§ **Problem to work on**: Repeat all of the material exactly as given.

§ **Information supplied**:
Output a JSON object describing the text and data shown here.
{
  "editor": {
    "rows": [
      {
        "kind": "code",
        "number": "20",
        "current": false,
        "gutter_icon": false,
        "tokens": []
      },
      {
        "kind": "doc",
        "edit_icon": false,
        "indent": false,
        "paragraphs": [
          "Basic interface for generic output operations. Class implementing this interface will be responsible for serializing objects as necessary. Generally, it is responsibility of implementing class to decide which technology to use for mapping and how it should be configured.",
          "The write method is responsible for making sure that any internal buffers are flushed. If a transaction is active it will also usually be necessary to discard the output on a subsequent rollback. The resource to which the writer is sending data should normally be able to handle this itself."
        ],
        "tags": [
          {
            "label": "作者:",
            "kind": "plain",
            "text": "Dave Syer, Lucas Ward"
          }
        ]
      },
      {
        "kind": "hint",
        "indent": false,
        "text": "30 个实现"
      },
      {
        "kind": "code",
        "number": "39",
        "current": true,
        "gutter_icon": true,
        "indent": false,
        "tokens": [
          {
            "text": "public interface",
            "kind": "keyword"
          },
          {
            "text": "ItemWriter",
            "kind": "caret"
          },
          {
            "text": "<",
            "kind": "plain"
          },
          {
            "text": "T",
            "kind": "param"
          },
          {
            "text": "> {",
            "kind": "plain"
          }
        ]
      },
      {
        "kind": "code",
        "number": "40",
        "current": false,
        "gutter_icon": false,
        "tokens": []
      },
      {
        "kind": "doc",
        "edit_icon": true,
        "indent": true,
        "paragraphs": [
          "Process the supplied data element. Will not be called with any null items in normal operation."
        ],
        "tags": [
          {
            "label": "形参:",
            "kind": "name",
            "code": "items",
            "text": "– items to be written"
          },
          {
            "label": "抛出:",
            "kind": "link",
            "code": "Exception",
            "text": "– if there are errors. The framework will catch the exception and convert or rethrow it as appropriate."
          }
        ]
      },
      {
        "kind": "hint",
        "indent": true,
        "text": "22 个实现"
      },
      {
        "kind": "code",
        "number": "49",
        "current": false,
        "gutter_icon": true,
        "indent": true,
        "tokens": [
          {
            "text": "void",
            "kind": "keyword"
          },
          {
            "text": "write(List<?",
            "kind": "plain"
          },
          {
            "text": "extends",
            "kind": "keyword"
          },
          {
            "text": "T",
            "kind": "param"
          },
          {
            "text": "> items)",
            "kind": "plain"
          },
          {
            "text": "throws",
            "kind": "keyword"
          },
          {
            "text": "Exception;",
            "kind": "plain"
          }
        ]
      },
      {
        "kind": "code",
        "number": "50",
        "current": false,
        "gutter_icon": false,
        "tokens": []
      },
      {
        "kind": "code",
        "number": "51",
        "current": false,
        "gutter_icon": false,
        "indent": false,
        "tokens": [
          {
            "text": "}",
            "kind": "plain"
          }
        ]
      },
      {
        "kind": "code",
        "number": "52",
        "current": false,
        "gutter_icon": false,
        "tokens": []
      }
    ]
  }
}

§ **Result of this exercise**:
Output a JSON object describing the text and data shown here.
{
  "editor": {
    "rows": [
      {
        "kind": "code",
        "number": "20",
        "current": false,
        "gutter_icon": false,
        "tokens": []
      },
      {
        "kind": "doc",
        "edit_icon": false,
        "indent": false,
        "paragraphs": [
          "Basic interface for generic output operations. Class implementing this interface will be responsible for serializing objects as necessary. Generally, it is responsibility of implementing class to decide which technology to use for mapping and how it should be configured.",
          "The write method is responsible for making sure that any internal buffers are flushed. If a transaction is active it will also usually be necessary to discard the output on a subsequent rollback. The resource to which the writer is sending data should normally be able to handle this itself."
        ],
        "tags": [
          {
            "label": "作者:",
            "kind": "plain",
            "text": "Dave Syer, Lucas Ward"
          }
        ]
      },
      {
        "kind": "hint",
        "indent": false,
        "text": "30 个实现"
      },
      {
        "kind": "code",
        "number": "39",
        "current": true,
        "gutter_icon": true,
        "indent": false,
        "tokens": [
          {
            "text": "public interface",
            "kind": "keyword"
          },
          {
            "text": "ItemWriter",
            "kind": "caret"
          },
          {
            "text": "<",
            "kind": "plain"
          },
          {
            "text": "T",
            "kind": "param"
          },
          {
            "text": "> {",
            "kind": "plain"
          }
        ]
      },
      {
        "kind": "code",
        "number": "40",
        "current": false,
        "gutter_icon": false,
        "tokens": []
      },
      {
        "kind": "doc",
        "edit_icon": true,
        "indent": true,
        "paragraphs": [
          "Process the supplied data element. Will not be called with any null items in normal operation."
        ],
        "tags": [
          {
            "label": "形参:",
            "kind": "name",
            "code": "items",
            "text": "– items to be written"
          },
          {
            "label": "抛出:",
            "kind": "link",
            "code": "Exception",
            "text": "– if there are errors. The framework will catch the exception and convert or rethrow it as appropriate."
          }
        ]
      },
      {
        "kind": "hint",
        "indent": true,
        "text": "22 个实现"
      },
      {
        "kind": "code",
        "number": "49",
        "current": false,
        "gutter_icon": true,
        "indent": true,
        "tokens": [
          {
            "text": "void",
            "kind": "keyword"
          },
          {
            "text": "write(List<?",
            "kind": "plain"
          },
          {
            "text": "extends",
            "kind": "keyword"
          },
          {
            "text": "T",
            "kind": "param"
          },
          {
            "text": "> items)",
            "kind": "plain"
          },
          {
            "text": "throws",
            "kind": "keyword"
          },
          {
            "text": "Exception;",
            "kind": "plain"
          }
        ]
      },
      {
        "kind": "code",
        "number": "50",
        "current": false,
        "gutter_icon": false,
        "tokens": []
      },
      {
        "kind": "code",
        "number": "51",
        "current": false,
        "gutter_icon": false,
        "indent": false,
        "tokens": [
          {
            "text": "}",
            "kind": "plain"
          }
        ]
      },
      {
        "kind": "code",
        "number": "52",
        "current": false,
        "gutter_icon": false,
        "tokens": []
      }
    ]
  }
}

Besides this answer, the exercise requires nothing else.